• SET PROBLEM: Filter the listing and keep only the lines with the word "title".

• AVAILABLE DATA:
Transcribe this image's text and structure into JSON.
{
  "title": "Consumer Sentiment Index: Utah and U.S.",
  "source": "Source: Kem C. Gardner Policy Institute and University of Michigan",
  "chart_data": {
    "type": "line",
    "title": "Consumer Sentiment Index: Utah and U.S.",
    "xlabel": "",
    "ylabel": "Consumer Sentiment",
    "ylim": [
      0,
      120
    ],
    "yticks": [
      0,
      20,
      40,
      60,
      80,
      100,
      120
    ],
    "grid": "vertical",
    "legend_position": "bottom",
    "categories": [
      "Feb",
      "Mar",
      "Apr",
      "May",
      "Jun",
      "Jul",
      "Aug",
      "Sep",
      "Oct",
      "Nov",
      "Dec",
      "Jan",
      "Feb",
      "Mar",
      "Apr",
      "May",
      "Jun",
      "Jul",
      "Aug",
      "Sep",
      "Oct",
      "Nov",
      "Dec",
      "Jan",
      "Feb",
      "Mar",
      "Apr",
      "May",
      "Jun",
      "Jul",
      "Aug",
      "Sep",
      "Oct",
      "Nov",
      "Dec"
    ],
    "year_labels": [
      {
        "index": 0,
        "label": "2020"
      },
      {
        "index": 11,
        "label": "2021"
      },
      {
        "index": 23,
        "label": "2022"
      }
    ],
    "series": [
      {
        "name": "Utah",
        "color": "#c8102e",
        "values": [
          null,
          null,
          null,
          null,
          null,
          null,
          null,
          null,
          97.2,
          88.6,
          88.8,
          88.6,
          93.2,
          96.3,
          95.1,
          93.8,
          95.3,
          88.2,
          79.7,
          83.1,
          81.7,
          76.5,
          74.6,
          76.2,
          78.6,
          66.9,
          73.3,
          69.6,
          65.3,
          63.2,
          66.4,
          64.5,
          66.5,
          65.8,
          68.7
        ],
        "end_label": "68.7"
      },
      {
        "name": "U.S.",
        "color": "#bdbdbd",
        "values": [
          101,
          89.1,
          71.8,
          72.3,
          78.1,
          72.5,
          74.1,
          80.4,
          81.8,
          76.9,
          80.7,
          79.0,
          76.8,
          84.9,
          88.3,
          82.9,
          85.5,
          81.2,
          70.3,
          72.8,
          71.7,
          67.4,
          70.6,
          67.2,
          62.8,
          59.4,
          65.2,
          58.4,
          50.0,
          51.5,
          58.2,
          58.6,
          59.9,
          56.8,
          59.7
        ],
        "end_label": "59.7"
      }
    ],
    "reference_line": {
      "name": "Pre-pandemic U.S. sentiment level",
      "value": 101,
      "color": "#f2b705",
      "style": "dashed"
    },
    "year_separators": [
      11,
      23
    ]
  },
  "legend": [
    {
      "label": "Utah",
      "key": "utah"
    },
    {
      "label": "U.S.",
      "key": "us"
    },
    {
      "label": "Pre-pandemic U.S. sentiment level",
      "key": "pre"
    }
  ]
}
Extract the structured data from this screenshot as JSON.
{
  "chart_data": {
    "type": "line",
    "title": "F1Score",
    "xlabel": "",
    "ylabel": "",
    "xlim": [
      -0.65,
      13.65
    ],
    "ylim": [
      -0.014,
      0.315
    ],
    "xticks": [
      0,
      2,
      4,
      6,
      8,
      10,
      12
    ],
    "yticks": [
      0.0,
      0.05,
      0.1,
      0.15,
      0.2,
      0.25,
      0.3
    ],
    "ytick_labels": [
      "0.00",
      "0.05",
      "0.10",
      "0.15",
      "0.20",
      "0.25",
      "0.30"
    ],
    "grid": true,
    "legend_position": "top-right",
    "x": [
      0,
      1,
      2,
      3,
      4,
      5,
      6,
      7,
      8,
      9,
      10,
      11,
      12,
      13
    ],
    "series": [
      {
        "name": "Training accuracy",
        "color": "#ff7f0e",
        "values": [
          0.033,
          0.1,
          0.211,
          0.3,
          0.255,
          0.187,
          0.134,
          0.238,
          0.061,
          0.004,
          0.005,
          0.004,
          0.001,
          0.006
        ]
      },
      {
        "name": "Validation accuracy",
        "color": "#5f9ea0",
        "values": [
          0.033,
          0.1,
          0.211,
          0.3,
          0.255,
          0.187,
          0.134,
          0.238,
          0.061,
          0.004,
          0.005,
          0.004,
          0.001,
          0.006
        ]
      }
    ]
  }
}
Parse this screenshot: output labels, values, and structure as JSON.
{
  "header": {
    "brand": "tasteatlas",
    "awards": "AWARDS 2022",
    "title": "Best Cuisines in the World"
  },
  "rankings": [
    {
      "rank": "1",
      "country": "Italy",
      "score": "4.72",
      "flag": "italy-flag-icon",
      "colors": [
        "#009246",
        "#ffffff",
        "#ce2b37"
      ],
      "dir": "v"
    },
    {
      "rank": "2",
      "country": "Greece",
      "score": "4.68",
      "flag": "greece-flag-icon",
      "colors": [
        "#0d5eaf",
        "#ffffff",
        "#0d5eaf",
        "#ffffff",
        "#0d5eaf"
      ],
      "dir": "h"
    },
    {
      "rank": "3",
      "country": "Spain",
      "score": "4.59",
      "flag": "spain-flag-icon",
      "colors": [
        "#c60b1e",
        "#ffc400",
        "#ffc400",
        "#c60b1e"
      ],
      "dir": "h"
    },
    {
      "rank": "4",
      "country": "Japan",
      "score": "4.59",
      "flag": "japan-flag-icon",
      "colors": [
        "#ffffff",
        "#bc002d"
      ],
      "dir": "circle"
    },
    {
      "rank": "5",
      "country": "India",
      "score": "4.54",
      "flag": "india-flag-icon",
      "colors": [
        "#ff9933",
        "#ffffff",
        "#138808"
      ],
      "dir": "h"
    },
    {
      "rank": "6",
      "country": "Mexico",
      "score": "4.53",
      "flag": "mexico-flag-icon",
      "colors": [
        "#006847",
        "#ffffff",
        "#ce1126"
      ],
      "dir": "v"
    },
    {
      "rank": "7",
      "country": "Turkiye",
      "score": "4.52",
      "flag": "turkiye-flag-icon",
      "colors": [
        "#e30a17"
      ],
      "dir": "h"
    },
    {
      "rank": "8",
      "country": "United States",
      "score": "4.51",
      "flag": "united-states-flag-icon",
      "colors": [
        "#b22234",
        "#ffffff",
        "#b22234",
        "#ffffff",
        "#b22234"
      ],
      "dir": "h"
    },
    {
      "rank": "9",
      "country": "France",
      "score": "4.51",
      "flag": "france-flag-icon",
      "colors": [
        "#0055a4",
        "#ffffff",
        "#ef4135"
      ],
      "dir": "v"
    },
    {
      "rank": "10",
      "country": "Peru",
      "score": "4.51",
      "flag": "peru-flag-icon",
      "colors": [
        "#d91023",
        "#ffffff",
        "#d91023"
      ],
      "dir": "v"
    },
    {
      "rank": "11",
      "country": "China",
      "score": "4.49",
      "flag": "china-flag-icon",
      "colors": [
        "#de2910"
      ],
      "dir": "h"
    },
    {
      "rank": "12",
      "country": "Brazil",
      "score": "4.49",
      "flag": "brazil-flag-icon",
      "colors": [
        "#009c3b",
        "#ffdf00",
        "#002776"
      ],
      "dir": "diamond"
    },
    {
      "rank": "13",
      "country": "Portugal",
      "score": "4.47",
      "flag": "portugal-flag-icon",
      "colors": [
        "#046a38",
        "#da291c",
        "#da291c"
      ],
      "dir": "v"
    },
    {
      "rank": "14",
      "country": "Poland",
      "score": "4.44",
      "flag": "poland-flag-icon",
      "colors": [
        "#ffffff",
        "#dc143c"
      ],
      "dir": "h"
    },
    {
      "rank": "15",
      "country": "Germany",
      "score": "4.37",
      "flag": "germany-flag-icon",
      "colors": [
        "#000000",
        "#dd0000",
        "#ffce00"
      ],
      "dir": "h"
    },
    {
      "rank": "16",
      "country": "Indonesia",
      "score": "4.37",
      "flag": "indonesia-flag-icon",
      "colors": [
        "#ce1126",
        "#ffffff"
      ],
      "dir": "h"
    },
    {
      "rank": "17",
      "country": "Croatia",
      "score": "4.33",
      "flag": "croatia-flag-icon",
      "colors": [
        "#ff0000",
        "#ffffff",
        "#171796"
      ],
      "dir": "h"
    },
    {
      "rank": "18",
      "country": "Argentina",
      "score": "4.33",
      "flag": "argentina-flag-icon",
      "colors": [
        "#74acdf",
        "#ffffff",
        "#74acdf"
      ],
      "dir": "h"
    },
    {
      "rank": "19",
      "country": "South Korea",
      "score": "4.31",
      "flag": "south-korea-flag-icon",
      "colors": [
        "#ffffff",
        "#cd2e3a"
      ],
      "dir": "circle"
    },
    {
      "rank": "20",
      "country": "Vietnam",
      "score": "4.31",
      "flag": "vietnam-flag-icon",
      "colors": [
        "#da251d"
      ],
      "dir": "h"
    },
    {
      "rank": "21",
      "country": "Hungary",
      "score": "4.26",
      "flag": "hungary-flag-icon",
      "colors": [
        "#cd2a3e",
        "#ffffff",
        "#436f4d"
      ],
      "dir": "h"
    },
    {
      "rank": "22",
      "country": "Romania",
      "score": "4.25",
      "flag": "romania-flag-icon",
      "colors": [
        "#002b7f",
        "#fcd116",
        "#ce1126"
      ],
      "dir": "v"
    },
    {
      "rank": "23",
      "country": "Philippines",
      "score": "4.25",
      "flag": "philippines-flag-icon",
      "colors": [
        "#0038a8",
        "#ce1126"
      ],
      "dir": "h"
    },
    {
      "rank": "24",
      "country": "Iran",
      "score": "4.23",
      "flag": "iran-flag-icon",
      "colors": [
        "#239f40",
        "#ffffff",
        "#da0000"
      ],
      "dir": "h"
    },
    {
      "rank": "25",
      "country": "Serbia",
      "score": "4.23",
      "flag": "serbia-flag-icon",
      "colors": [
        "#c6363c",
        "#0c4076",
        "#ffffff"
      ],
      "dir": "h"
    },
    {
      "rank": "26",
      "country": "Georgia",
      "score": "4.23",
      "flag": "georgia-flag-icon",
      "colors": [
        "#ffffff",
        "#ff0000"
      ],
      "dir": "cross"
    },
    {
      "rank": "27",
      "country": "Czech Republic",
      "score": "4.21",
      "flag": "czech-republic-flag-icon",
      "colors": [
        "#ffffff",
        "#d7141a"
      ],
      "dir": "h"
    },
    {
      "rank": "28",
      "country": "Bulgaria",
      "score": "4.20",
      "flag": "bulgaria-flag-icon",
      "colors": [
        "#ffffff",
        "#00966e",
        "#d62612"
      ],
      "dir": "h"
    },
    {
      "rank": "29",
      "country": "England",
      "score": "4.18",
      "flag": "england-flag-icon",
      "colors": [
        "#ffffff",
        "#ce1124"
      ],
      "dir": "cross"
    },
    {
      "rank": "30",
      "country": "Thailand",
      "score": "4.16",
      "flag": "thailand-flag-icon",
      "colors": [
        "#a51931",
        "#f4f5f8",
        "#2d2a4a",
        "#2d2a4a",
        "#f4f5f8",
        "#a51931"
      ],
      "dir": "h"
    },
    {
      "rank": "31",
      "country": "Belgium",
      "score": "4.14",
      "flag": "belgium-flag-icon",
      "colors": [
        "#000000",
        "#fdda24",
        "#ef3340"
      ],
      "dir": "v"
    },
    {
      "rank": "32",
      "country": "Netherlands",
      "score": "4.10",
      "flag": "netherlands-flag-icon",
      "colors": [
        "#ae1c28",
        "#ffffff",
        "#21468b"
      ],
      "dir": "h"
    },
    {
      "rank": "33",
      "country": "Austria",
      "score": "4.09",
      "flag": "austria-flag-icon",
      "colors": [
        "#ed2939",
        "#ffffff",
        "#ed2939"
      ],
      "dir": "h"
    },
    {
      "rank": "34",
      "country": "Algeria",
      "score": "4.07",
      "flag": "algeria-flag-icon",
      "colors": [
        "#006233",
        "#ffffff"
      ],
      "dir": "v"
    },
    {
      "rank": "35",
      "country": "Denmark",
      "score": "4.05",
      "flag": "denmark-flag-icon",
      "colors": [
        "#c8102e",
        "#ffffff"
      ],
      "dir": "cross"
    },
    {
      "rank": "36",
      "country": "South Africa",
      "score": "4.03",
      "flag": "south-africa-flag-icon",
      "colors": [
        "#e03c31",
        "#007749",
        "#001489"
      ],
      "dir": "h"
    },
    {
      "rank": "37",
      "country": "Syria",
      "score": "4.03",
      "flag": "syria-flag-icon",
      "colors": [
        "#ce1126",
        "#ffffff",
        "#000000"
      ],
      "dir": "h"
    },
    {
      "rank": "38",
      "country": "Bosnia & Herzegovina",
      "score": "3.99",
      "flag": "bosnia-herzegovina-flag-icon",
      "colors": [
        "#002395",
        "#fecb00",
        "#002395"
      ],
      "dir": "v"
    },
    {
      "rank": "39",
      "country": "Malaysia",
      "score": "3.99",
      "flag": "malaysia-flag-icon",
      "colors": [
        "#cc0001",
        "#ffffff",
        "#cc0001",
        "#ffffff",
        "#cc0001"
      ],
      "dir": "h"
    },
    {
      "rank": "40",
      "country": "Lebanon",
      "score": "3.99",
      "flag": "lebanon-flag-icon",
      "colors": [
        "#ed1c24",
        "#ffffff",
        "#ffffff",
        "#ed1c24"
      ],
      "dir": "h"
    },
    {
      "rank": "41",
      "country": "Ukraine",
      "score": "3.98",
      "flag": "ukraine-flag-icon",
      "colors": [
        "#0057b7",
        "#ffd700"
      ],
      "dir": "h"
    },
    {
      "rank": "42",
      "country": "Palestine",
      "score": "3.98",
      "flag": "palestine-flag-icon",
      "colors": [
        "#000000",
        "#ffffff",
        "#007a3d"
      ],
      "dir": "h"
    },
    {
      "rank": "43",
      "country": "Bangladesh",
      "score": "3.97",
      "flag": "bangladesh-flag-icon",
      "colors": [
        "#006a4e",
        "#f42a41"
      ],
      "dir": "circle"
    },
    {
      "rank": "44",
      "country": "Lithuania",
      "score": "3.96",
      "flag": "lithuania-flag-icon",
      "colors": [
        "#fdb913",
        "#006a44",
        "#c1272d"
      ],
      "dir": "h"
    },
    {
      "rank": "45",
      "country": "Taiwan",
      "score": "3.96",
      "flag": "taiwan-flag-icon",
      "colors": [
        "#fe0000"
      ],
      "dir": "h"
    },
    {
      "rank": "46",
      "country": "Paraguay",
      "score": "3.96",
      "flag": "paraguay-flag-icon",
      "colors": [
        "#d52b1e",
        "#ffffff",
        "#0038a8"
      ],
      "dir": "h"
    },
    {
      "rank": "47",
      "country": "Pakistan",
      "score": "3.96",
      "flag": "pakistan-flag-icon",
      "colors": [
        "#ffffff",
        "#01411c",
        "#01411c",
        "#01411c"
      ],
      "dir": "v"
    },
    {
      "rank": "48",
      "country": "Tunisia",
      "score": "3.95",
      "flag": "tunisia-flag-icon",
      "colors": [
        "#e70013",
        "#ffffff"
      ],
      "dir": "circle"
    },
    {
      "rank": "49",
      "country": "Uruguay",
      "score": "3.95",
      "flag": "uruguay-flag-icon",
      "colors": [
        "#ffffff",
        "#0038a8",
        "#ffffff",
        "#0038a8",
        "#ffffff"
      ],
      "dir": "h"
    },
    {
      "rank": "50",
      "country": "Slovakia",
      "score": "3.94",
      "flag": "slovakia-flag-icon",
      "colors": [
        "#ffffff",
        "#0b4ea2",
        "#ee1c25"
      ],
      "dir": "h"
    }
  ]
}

• COMPLETE OUTPUT:
  "title": "Consumer Sentiment Index: Utah and U.S.",
    "title": "Consumer Sentiment Index: Utah and U.S.",
    "title": "F1Score",
    "title": "Best Cuisines in the World"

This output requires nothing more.